==== DATA SHOWN

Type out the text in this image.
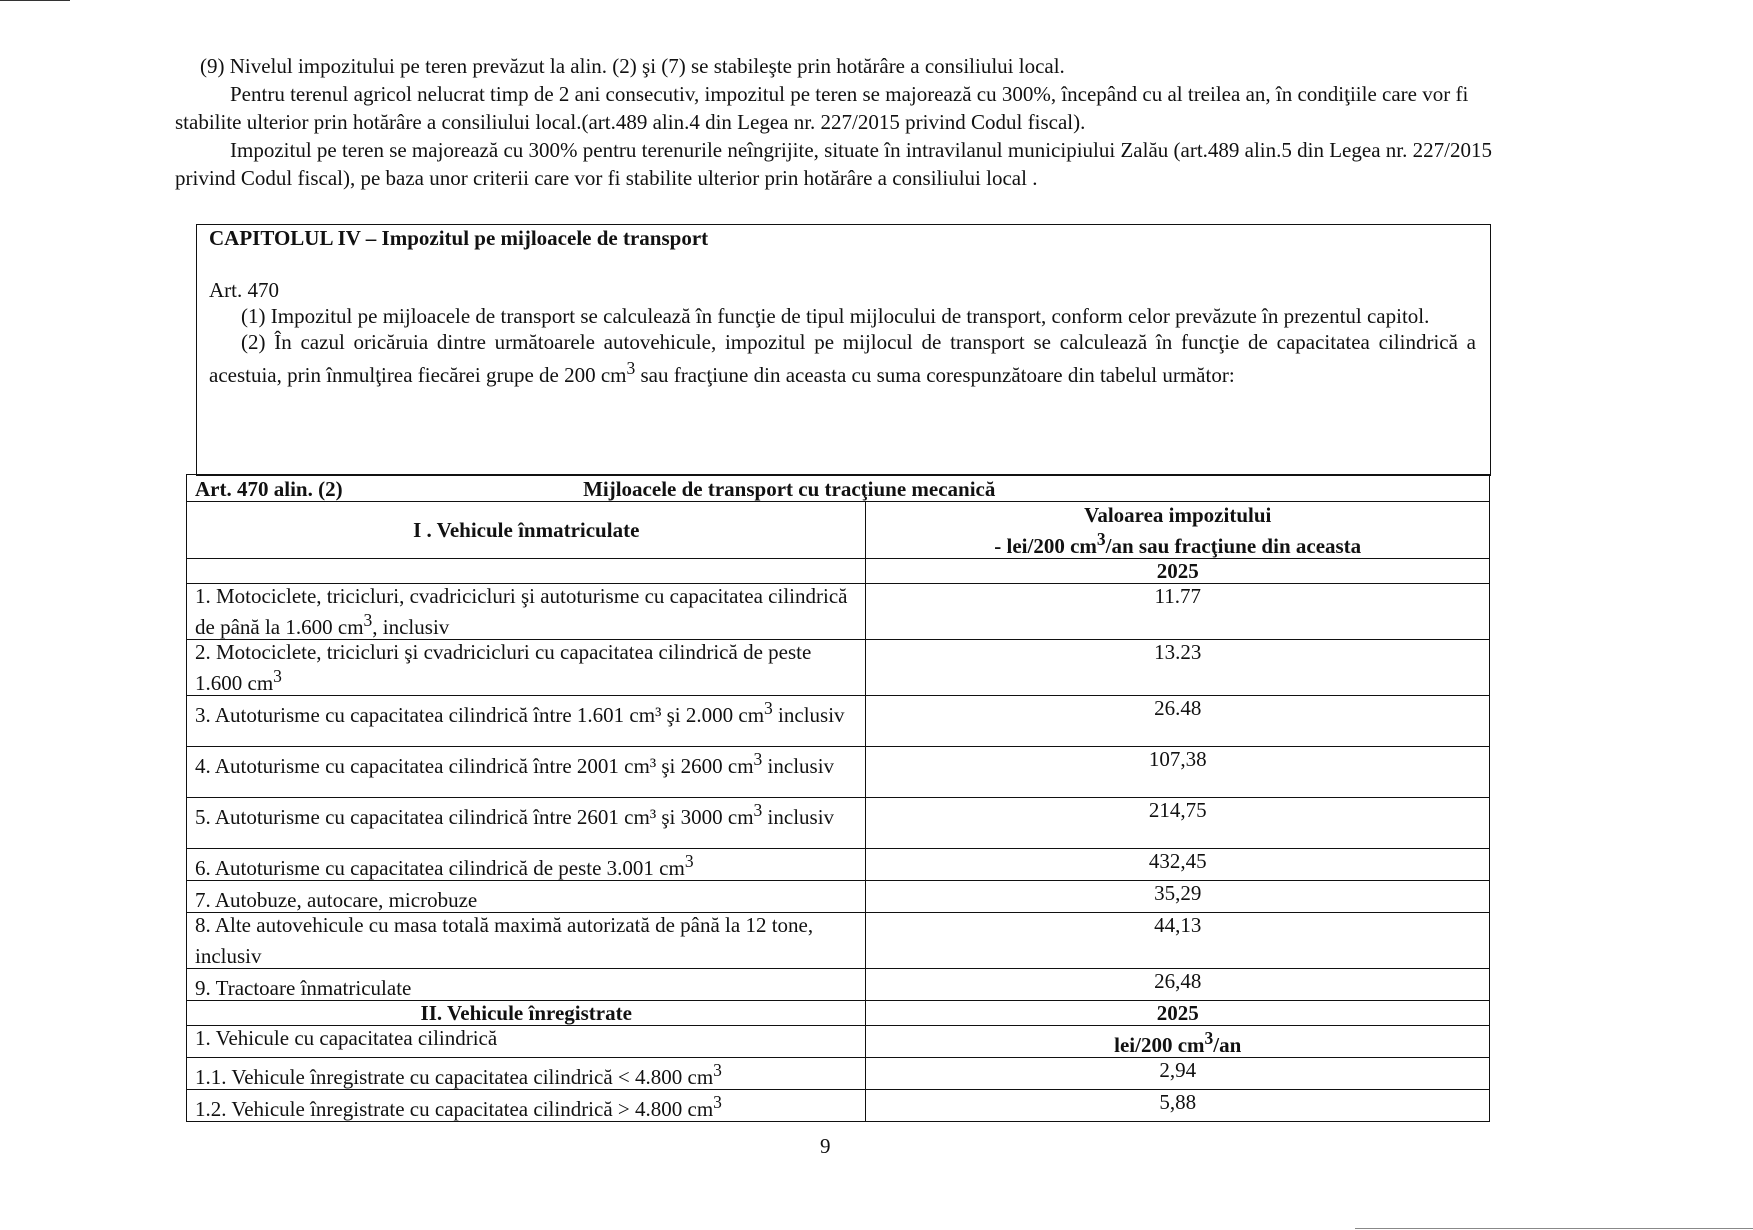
(9) Nivelul impozitului pe teren prevăzut la alin. (2) şi (7) se stabileşte prin hotărâre a consiliului local.

Pentru terenul agricol nelucrat timp de 2 ani consecutiv, impozitul pe teren se majorează cu 300%, începând cu al treilea an, în condiţiile care vor fi stabilite ulterior prin hotărâre a consiliului local.(art.489 alin.4 din Legea nr. 227/2015 privind Codul fiscal).

Impozitul pe teren se majorează cu 300% pentru terenurile neîngrijite, situate în intravilanul municipiului Zalău (art.489 alin.5 din Legea nr. 227/2015 privind Codul fiscal), pe baza unor criterii care vor fi stabilite ulterior prin hotărâre a consiliului local .

CAPITOLUL IV – Impozitul pe mijloacele de transport

Art. 470

(1) Impozitul pe mijloacele de transport se calculează în funcţie de tipul mijlocului de transport, conform celor prevăzute în prezentul capitol.

(2) În cazul oricăruia dintre următoarele autovehicule, impozitul pe mijlocul de transport se calculează în funcţie de capacitatea cilindrică a acestuia, prin înmulţirea fiecărei grupe de 200 $cm^3$ sau fracţiune din aceasta cu suma corespunzătoare din tabelul următor:

Art. 470 alin. (2) Mijloacele de transport cu tracţiune mecanică	
I . Vehicule înmatriculate	Valoarea impozitului
- lei/200 $cm^3/an$ sau fracţiune din aceasta

	2025
1. Motociclete, tricicluri, cvadricicluri şi autoturisme cu capacitatea cilindrică de până la 1.600 $cm^3$, inclusiv	11.77
2. Motociclete, tricicluri şi cvadricicluri cu capacitatea cilindrică de peste 1.600 $cm^3$	13.23
3. Autoturisme cu capacitatea cilindrică între 1.601 cm³ şi 2.000 $cm^3$ inclusiv	26.48
4. Autoturisme cu capacitatea cilindrică între 2001 cm³ şi 2600 $cm^3$ inclusiv	107,38
5. Autoturisme cu capacitatea cilindrică între 2601 cm³ şi 3000 $cm^3$ inclusiv	214,75
6. Autoturisme cu capacitatea cilindrică de peste 3.001 $cm^3$	432,45
7. Autobuze, autocare, microbuze	35,29
8. Alte autovehicule cu masa totală maximă autorizată de până la 12 tone, inclusiv	44,13
9. Tractoare înmatriculate	26,48
II. Vehicule înregistrate	2025
1. Vehicule cu capacitatea cilindrică	lei/200 $cm^3/an$
1.1. Vehicule înregistrate cu capacitatea cilindrică < 4.800 $cm^3$	2,94
1.2. Vehicule înregistrate cu capacitatea cilindrică > 4.800 $cm^3$	5,88
9
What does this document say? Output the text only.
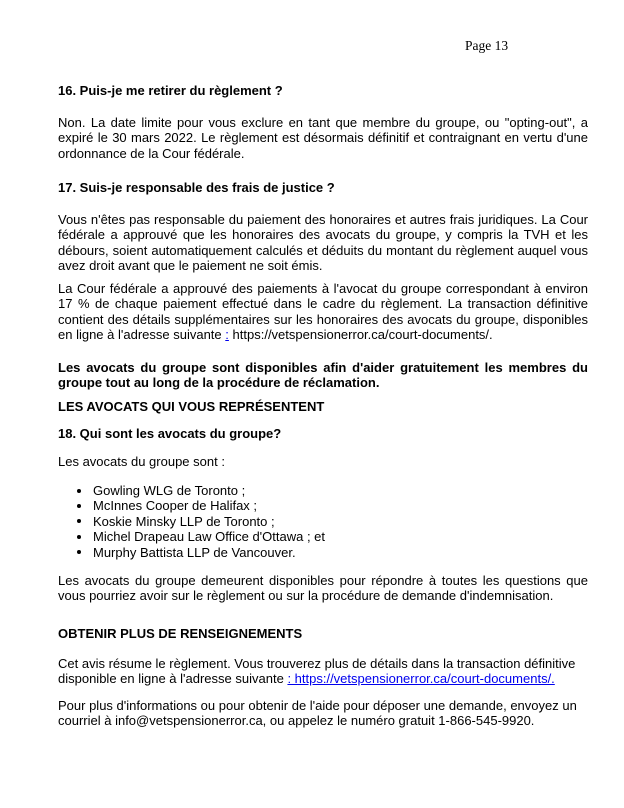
Page 13
16. Puis-je me retirer du règlement ?
Non. La date limite pour vous exclure en tant que membre du groupe, ou "opting-out", a expiré le 30 mars 2022. Le règlement est désormais définitif et contraignant en vertu d'une ordonnance de la Cour fédérale.
17. Suis-je responsable des frais de justice ?
Vous n'êtes pas responsable du paiement des honoraires et autres frais juridiques. La Cour fédérale a approuvé que les honoraires des avocats du groupe, y compris la TVH et les débours, soient automatiquement calculés et déduits du montant du règlement auquel vous avez droit avant que le paiement ne soit émis.
La Cour fédérale a approuvé des paiements à l'avocat du groupe correspondant à environ 17 % de chaque paiement effectué dans le cadre du règlement. La transaction définitive contient des détails supplémentaires sur les honoraires des avocats du groupe, disponibles en ligne à l'adresse suivante : https://vetspensionerror.ca/court-documents/.
Les avocats du groupe sont disponibles afin d'aider gratuitement les membres du groupe tout au long de la procédure de réclamation.
LES AVOCATS QUI VOUS REPRÉSENTENT
18. Qui sont les avocats du groupe?
Les avocats du groupe sont :
Gowling WLG de Toronto ;
McInnes Cooper de Halifax ;
Koskie Minsky LLP de Toronto ;
Michel Drapeau Law Office d'Ottawa ; et
Murphy Battista LLP de Vancouver.
Les avocats du groupe demeurent disponibles pour répondre à toutes les questions que vous pourriez avoir sur le règlement ou sur la procédure de demande d'indemnisation.
OBTENIR PLUS DE RENSEIGNEMENTS
Cet avis résume le règlement. Vous trouverez plus de détails dans la transaction définitive disponible en ligne à l'adresse suivante : https://vetspensionerror.ca/court-documents/.
Pour plus d'informations ou pour obtenir de l'aide pour déposer une demande, envoyez un courriel à info@vetspensionerror.ca, ou appelez le numéro gratuit 1-866-545-9920.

========

WORK TO DO: Quote the full listing above word for word; exclude every picture from the copy.

CORRECT OUTPUT:
Type out the text in this image.
(9) Nivelul impozitului pe teren prevăzut la alin. (2) şi (7) se stabileşte prin hotărâre a consiliului local.

Pentru terenul agricol nelucrat timp de 2 ani consecutiv, impozitul pe teren se majorează cu 300%, începând cu al treilea an, în condiţiile care vor fi stabilite ulterior prin hotărâre a consiliului local.(art.489 alin.4 din Legea nr. 227/2015 privind Codul fiscal).

Impozitul pe teren se majorează cu 300% pentru terenurile neîngrijite, situate în intravilanul municipiului Zalău (art.489 alin.5 din Legea nr. 227/2015 privind Codul fiscal), pe baza unor criterii care vor fi stabilite ulterior prin hotărâre a consiliului local .

CAPITOLUL IV – Impozitul pe mijloacele de transport

Art. 470

(1) Impozitul pe mijloacele de transport se calculează în funcţie de tipul mijlocului de transport, conform celor prevăzute în prezentul capitol.

(2) În cazul oricăruia dintre următoarele autovehicule, impozitul pe mijlocul de transport se calculează în funcţie de capacitatea cilindrică a acestuia, prin înmulţirea fiecărei grupe de 200 $cm^3$ sau fracţiune din aceasta cu suma corespunzătoare din tabelul următor:

Art. 470 alin. (2) Mijloacele de transport cu tracţiune mecanică	
I . Vehicule înmatriculate	Valoarea impozitului
- lei/200 $cm^3/an$ sau fracţiune din aceasta

	2025
1. Motociclete, tricicluri, cvadricicluri şi autoturisme cu capacitatea cilindrică de până la 1.600 $cm^3$, inclusiv	11.77
2. Motociclete, tricicluri şi cvadricicluri cu capacitatea cilindrică de peste 1.600 $cm^3$	13.23
3. Autoturisme cu capacitatea cilindrică între 1.601 cm³ şi 2.000 $cm^3$ inclusiv	26.48
4. Autoturisme cu capacitatea cilindrică între 2001 cm³ şi 2600 $cm^3$ inclusiv	107,38
5. Autoturisme cu capacitatea cilindrică între 2601 cm³ şi 3000 $cm^3$ inclusiv	214,75
6. Autoturisme cu capacitatea cilindrică de peste 3.001 $cm^3$	432,45
7. Autobuze, autocare, microbuze	35,29
8. Alte autovehicule cu masa totală maximă autorizată de până la 12 tone, inclusiv	44,13
9. Tractoare înmatriculate	26,48
II. Vehicule înregistrate	2025
1. Vehicule cu capacitatea cilindrică	lei/200 $cm^3/an$
1.1. Vehicule înregistrate cu capacitatea cilindrică < 4.800 $cm^3$	2,94
1.2. Vehicule înregistrate cu capacitatea cilindrică > 4.800 $cm^3$	5,88
9
What does this document say? Output the text only.
Page 13
16. Puis-je me retirer du règlement ?
Non. La date limite pour vous exclure en tant que membre du groupe, ou "opting-out", a expiré le 30 mars 2022. Le règlement est désormais définitif et contraignant en vertu d'une ordonnance de la Cour fédérale.
17. Suis-je responsable des frais de justice ?
Vous n'êtes pas responsable du paiement des honoraires et autres frais juridiques. La Cour fédérale a approuvé que les honoraires des avocats du groupe, y compris la TVH et les débours, soient automatiquement calculés et déduits du montant du règlement auquel vous avez droit avant que le paiement ne soit émis.
La Cour fédérale a approuvé des paiements à l'avocat du groupe correspondant à environ 17 % de chaque paiement effectué dans le cadre du règlement. La transaction définitive contient des détails supplémentaires sur les honoraires des avocats du groupe, disponibles en ligne à l'adresse suivante : https://vetspensionerror.ca/court-documents/.
Les avocats du groupe sont disponibles afin d'aider gratuitement les membres du groupe tout au long de la procédure de réclamation.
LES AVOCATS QUI VOUS REPRÉSENTENT
18. Qui sont les avocats du groupe?
Les avocats du groupe sont :
Gowling WLG de Toronto ;
McInnes Cooper de Halifax ;
Koskie Minsky LLP de Toronto ;
Michel Drapeau Law Office d'Ottawa ; et
Murphy Battista LLP de Vancouver.
Les avocats du groupe demeurent disponibles pour répondre à toutes les questions que vous pourriez avoir sur le règlement ou sur la procédure de demande d'indemnisation.
OBTENIR PLUS DE RENSEIGNEMENTS
Cet avis résume le règlement. Vous trouverez plus de détails dans la transaction définitive disponible en ligne à l'adresse suivante : https://vetspensionerror.ca/court-documents/.
Pour plus d'informations ou pour obtenir de l'aide pour déposer une demande, envoyez un courriel à info@vetspensionerror.ca, ou appelez le numéro gratuit 1-866-545-9920.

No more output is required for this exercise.